- **Request**
Reproduce verbatim the lines of the records from the one containing "Point — [1139, 529, 1161, 543]" up to and including the one containing "Text: NATIVE/ALASKAN VS".
===== Provided entries =====
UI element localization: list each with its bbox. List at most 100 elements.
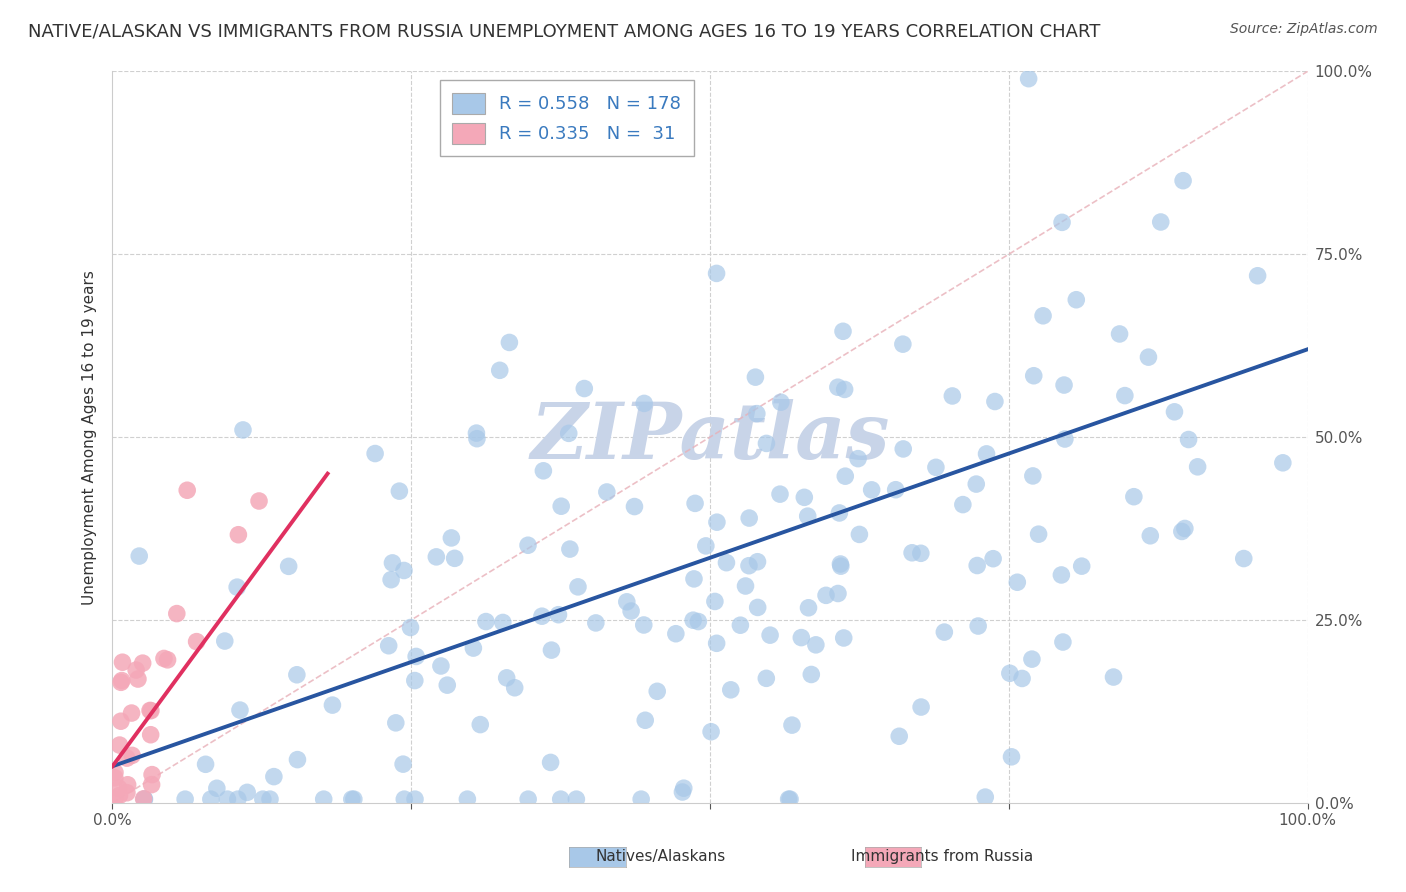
Point — [1139, 529, 1161, 543]
Point — [125, 663, 148, 677]
Point — [620, 604, 643, 618]
Point — [891, 442, 914, 456]
Point — [952, 498, 974, 512]
Point — [440, 531, 463, 545]
Point — [1233, 551, 1256, 566]
Point — [633, 618, 655, 632]
Point — [108, 738, 131, 752]
Point — [194, 757, 217, 772]
Point — [804, 638, 827, 652]
Point — [1114, 389, 1136, 403]
Point — [830, 559, 852, 574]
Point — [738, 558, 761, 573]
Point — [404, 792, 426, 806]
Point — [377, 639, 399, 653]
Point — [800, 667, 823, 681]
Point — [436, 678, 458, 692]
Text: NATIVE/ALASKAN VS IMMIGRANTS FROM RUSSIA UNEMPLOYMENT AMONG AGES 16 TO 19 YEARS : NATIVE/ALASKAN VS IMMIGRANTS FROM RUSSIA… — [28, 22, 1101, 40]
Point — [217, 792, 239, 806]
Point — [769, 487, 792, 501]
Point — [891, 337, 914, 351]
Point — [517, 792, 540, 806]
Point — [404, 673, 426, 688]
Point — [388, 484, 411, 499]
Point — [1150, 215, 1173, 229]
Point — [517, 538, 540, 552]
Point — [683, 496, 706, 510]
Point — [139, 703, 162, 717]
Point — [1271, 456, 1294, 470]
Point — [1177, 433, 1199, 447]
Point — [463, 641, 485, 656]
Point — [720, 682, 742, 697]
Point — [759, 628, 782, 642]
Point — [340, 792, 363, 806]
Point — [488, 363, 510, 377]
Point — [966, 558, 988, 573]
Point — [1137, 350, 1160, 364]
Point — [1022, 368, 1045, 383]
Point — [834, 383, 856, 397]
Point — [321, 698, 343, 712]
Point — [1163, 405, 1185, 419]
Point — [672, 781, 695, 796]
Point — [747, 555, 769, 569]
Point — [1070, 559, 1092, 574]
Point — [769, 395, 792, 409]
Point — [730, 618, 752, 632]
Text: Immigrants from Russia: Immigrants from Russia — [851, 849, 1033, 863]
Point — [830, 557, 852, 571]
Point — [394, 792, 416, 806]
Point — [111, 655, 134, 669]
Point — [399, 621, 422, 635]
Point — [832, 324, 855, 338]
Point — [1032, 309, 1054, 323]
Point — [385, 715, 408, 730]
Point — [558, 542, 581, 557]
Point — [252, 792, 274, 806]
Point — [228, 527, 250, 541]
Point — [558, 426, 581, 441]
Point — [141, 778, 163, 792]
Point — [716, 556, 738, 570]
Point — [131, 656, 153, 670]
Point — [1171, 174, 1194, 188]
Point — [381, 556, 404, 570]
Point — [755, 436, 778, 450]
Point — [200, 792, 222, 806]
Point — [364, 446, 387, 460]
Point — [976, 447, 998, 461]
Point — [540, 643, 562, 657]
Point — [889, 729, 911, 743]
Point — [176, 483, 198, 498]
Point — [967, 619, 990, 633]
Point — [706, 266, 728, 280]
Point — [734, 579, 756, 593]
Y-axis label: Unemployment Among Ages 16 to 19 years: Unemployment Among Ages 16 to 19 years — [82, 269, 97, 605]
Point — [107, 781, 129, 796]
Point — [134, 792, 156, 806]
Point — [232, 423, 254, 437]
Point — [1246, 268, 1268, 283]
Point — [141, 767, 163, 781]
Point — [1053, 432, 1076, 446]
Point — [634, 713, 657, 727]
Point — [965, 477, 987, 491]
Point — [1050, 215, 1073, 229]
Point — [121, 706, 143, 720]
Text: Natives/Alaskans: Natives/Alaskans — [596, 849, 725, 863]
Point — [110, 714, 132, 729]
Point — [1108, 326, 1130, 341]
Point — [115, 751, 138, 765]
Point — [128, 549, 150, 563]
Point — [1007, 575, 1029, 590]
Point — [793, 491, 815, 505]
Point — [104, 792, 127, 806]
Point — [115, 786, 138, 800]
Point — [703, 594, 725, 608]
Point — [901, 546, 924, 560]
Point — [574, 382, 596, 396]
Point — [1187, 459, 1209, 474]
Point — [565, 792, 588, 806]
Legend: R = 0.558   N = 178, R = 0.335   N =  31: R = 0.558 N = 178, R = 0.335 N = 31 — [440, 80, 693, 156]
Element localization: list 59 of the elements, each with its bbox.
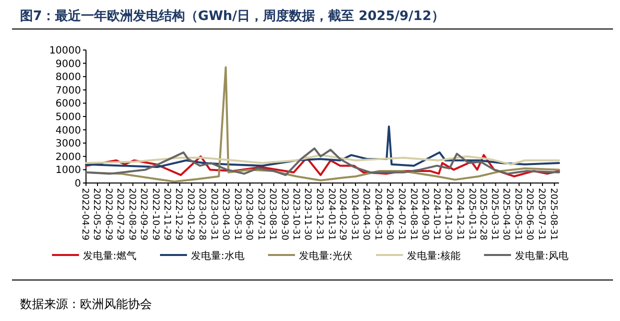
x-tick-label: 2022-08-29	[126, 188, 136, 241]
title: 图7：最近一年欧洲发电结构（GWh/日，周度数据，截至 2025/9/12）	[20, 9, 444, 24]
x-tick-label: 2023-03-31	[208, 188, 218, 240]
y-tick-label: 9000	[56, 58, 81, 70]
y-tick-label: 1000	[56, 165, 81, 176]
legend-label: 发电量:光伏	[299, 250, 352, 262]
source-note: 数据来源：欧洲风能协会	[20, 297, 152, 311]
x-tick-label: 2022-04-29	[80, 188, 90, 241]
x-tick-label: 2024-06-30	[384, 188, 394, 241]
x-tick-label: 2024-07-31	[396, 188, 406, 240]
y-tick-label: 4000	[56, 125, 81, 136]
x-tick-label: 2023-11-30	[302, 188, 312, 241]
x-tick-label: 2022-10-29	[150, 188, 160, 241]
x-tick-label: 2024-04-30	[360, 188, 371, 241]
x-tick-label: 2023-06-30	[243, 188, 254, 241]
x-tick-label: 2022-06-29	[102, 188, 113, 241]
y-tick-label: 3000	[56, 138, 81, 150]
x-tick-label: 2024-09-30	[419, 188, 430, 241]
x-tick-label: 2025-05-31	[512, 188, 523, 240]
x-tick-label: 2025-08-31	[548, 188, 558, 240]
x-tick-label: 2023-12-31	[314, 188, 324, 240]
x-tick-label: 2023-01-29	[185, 188, 196, 241]
x-tick-label: 2024-10-31	[431, 188, 442, 240]
y-tick-label: 7000	[56, 85, 81, 96]
legend-label: 发电量:燃气	[83, 250, 136, 262]
y-tick-label: 2000	[56, 152, 81, 163]
y-tick-label: 6000	[56, 98, 81, 110]
x-tick-label: 2025-03-31	[489, 188, 500, 240]
x-tick-label: 2025-07-31	[536, 188, 546, 240]
x-tick-label: 2023-02-28	[196, 188, 207, 241]
x-tick-label: 2022-09-29	[138, 188, 148, 241]
x-tick-label: 2024-03-31	[349, 188, 360, 240]
x-tick-label: 2022-12-29	[173, 188, 184, 241]
x-tick-label: 2023-04-30	[220, 188, 230, 241]
y-tick-label: 0	[74, 178, 81, 190]
x-tick-label: 2025-04-30	[500, 188, 511, 241]
x-tick-label: 2023-07-31	[255, 188, 266, 240]
x-tick-label: 2022-11-29	[162, 188, 172, 241]
x-tick-label: 2023-05-31	[232, 188, 242, 240]
x-tick-label: 2024-02-29	[337, 188, 348, 241]
x-tick-label: 2023-09-30	[278, 188, 289, 241]
x-tick-label: 2022-07-29	[114, 188, 124, 241]
x-tick-label: 2025-01-31	[466, 188, 476, 240]
y-tick-label: 5000	[56, 112, 81, 123]
y-tick-label: 8000	[56, 72, 81, 84]
legend-label: 发电量:风电	[515, 250, 568, 262]
x-tick-label: 2024-01-31	[326, 188, 336, 240]
x-tick-label: 2023-08-31	[267, 188, 278, 240]
y-tick-label: 10000	[49, 46, 81, 56]
x-tick-label: 2025-02-28	[477, 188, 488, 241]
x-tick-label: 2024-12-31	[454, 188, 465, 240]
x-tick-label: 2024-11-30	[442, 188, 453, 241]
x-tick-label: 2025-06-30	[524, 188, 534, 241]
legend-label: 发电量:核能	[407, 250, 460, 262]
x-tick-label: 2022-05-29	[91, 188, 102, 241]
legend-label: 发电量:水电	[191, 250, 244, 262]
x-tick-label: 2024-05-31	[372, 188, 382, 240]
x-tick-label: 2023-10-31	[290, 188, 301, 240]
x-tick-label: 2024-08-31	[408, 188, 418, 240]
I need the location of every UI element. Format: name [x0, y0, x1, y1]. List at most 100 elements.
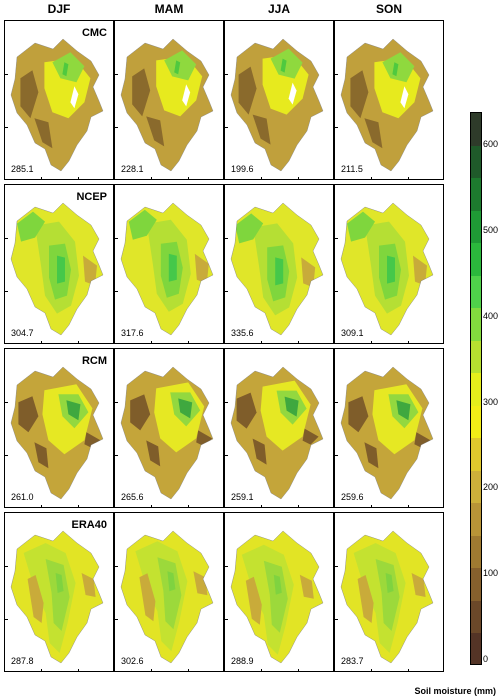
basin-mean-value: 285.1 [11, 164, 34, 174]
colorbar-tick-label: 0 [483, 654, 489, 664]
axis-tick [5, 565, 8, 567]
soil-moisture-map [340, 366, 434, 500]
map-contour [385, 573, 394, 593]
map-outline [120, 366, 214, 500]
axis-tick [77, 505, 79, 507]
colorbar-segment [471, 535, 481, 569]
axis-tick [115, 126, 118, 128]
map-contour [245, 576, 262, 625]
map-panel-cmc-djf: CMC 285.1 [4, 20, 114, 180]
map-outline [120, 202, 214, 336]
dataset-label: RCM [81, 355, 107, 367]
soil-moisture-map [340, 38, 434, 172]
axis-tick [371, 669, 373, 671]
season-header-son: SON [375, 2, 402, 16]
map-outline [10, 202, 104, 336]
map-contour [139, 573, 156, 622]
map-contour [83, 255, 97, 286]
axis-tick [5, 73, 8, 75]
map-panel-era40-djf: ERA40 287.8 [4, 512, 114, 672]
map-contour [411, 573, 426, 597]
map-contour [66, 400, 81, 421]
colorbar-segment [471, 633, 481, 664]
map-contour [273, 574, 282, 595]
basin-mean-value: 309.1 [341, 328, 364, 338]
axis-tick [335, 73, 338, 75]
axis-tick [261, 177, 263, 179]
map-outline [230, 366, 324, 500]
soil-moisture-map [230, 530, 324, 664]
axis-tick [115, 401, 118, 403]
soil-moisture-map [120, 38, 214, 172]
map-contour [174, 60, 181, 75]
map-contour [146, 440, 161, 467]
basin-mean-value: 228.1 [121, 164, 144, 174]
colorbar-segment [471, 568, 481, 601]
soil-moisture-map [10, 530, 104, 664]
colorbar-segment [471, 438, 481, 471]
map-contour [382, 52, 415, 83]
map-contour [302, 428, 319, 445]
colorbar-segment [471, 503, 481, 536]
colorbar-tick-label: 500 [483, 224, 499, 235]
axis-tick [5, 290, 8, 292]
soil-moisture-map [230, 38, 324, 172]
dataset-label: ERA40 [71, 519, 107, 531]
basin-mean-value: 199.6 [231, 164, 254, 174]
axis-tick [151, 669, 153, 671]
axis-tick [225, 401, 228, 403]
map-contour [413, 255, 427, 286]
axis-tick [151, 177, 153, 179]
axis-tick [151, 341, 153, 343]
map-panel-era40-mam: 302.6 [114, 512, 224, 672]
map-contour [347, 211, 375, 242]
dataset-label: CMC [81, 27, 107, 39]
map-panel-ncep-mam: 317.6 [114, 184, 224, 344]
axis-tick [371, 341, 373, 343]
colorbar-segment [471, 178, 481, 211]
map-contour [18, 396, 39, 433]
map-panel-era40-son: 283.7 [334, 512, 444, 672]
map-outline [120, 38, 214, 172]
axis-tick [5, 126, 8, 128]
basin-mean-value: 261.0 [11, 492, 34, 502]
map-contour [34, 118, 53, 149]
map-panel-cmc-son: 211.5 [334, 20, 444, 180]
map-outline [230, 38, 324, 172]
axis-tick [407, 669, 409, 671]
map-panel-rcm-son: 259.6 [334, 348, 444, 508]
map-panel-ncep-djf: NCEP 304.7 [4, 184, 114, 344]
axis-tick [297, 341, 299, 343]
axis-tick [187, 177, 189, 179]
axis-tick [115, 237, 118, 239]
map-contour [299, 574, 314, 599]
axis-tick [115, 73, 118, 75]
map-contour [400, 86, 409, 109]
map-contour [34, 442, 49, 469]
basin-mean-value: 259.1 [231, 492, 254, 502]
map-contour [84, 432, 101, 449]
axis-tick [77, 177, 79, 179]
soil-moisture-map [340, 202, 434, 336]
axis-tick [297, 177, 299, 179]
colorbar-segment [471, 275, 481, 309]
map-contour [375, 559, 400, 631]
colorbar-segment [471, 600, 481, 634]
map-contour [252, 438, 267, 465]
colorbar-segment [471, 405, 481, 439]
axis-tick [261, 505, 263, 507]
map-contour [128, 209, 157, 240]
map-contour [387, 255, 395, 284]
soil-moisture-map [230, 202, 324, 336]
map-contour [55, 573, 64, 593]
map-contour [235, 213, 264, 244]
basin-mean-value: 259.6 [341, 492, 364, 502]
axis-tick [335, 454, 338, 456]
map-outline [340, 202, 434, 336]
colorbar-segment [471, 308, 481, 341]
map-panel-ncep-son: 309.1 [334, 184, 444, 344]
soil-moisture-map [10, 366, 104, 500]
map-contour [392, 62, 399, 77]
basin-mean-value: 304.7 [11, 328, 34, 338]
map-contour [20, 70, 39, 119]
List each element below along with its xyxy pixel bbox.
=====
- **Response to this task**
Point — [1139, 529, 1161, 543]
Point — [125, 663, 148, 677]
Point — [620, 604, 643, 618]
Point — [891, 442, 914, 456]
Point — [952, 498, 974, 512]
Point — [440, 531, 463, 545]
Point — [1233, 551, 1256, 566]
Point — [633, 618, 655, 632]
Point — [108, 738, 131, 752]
Point — [194, 757, 217, 772]
Point — [804, 638, 827, 652]
Point — [1114, 389, 1136, 403]
Point — [830, 559, 852, 574]
Point — [738, 558, 761, 573]
Point — [404, 792, 426, 806]
Point — [377, 639, 399, 653]
Point — [800, 667, 823, 681]
Point — [436, 678, 458, 692]
Text: NATIVE/ALASKAN VS IMMIGRANTS FROM RUSSIA UNEMPLOYMENT AMONG AGES 16 TO 19 YEARS : NATIVE/ALASKAN VS IMMIGRANTS FROM RUSSIA… — [28, 22, 1101, 40]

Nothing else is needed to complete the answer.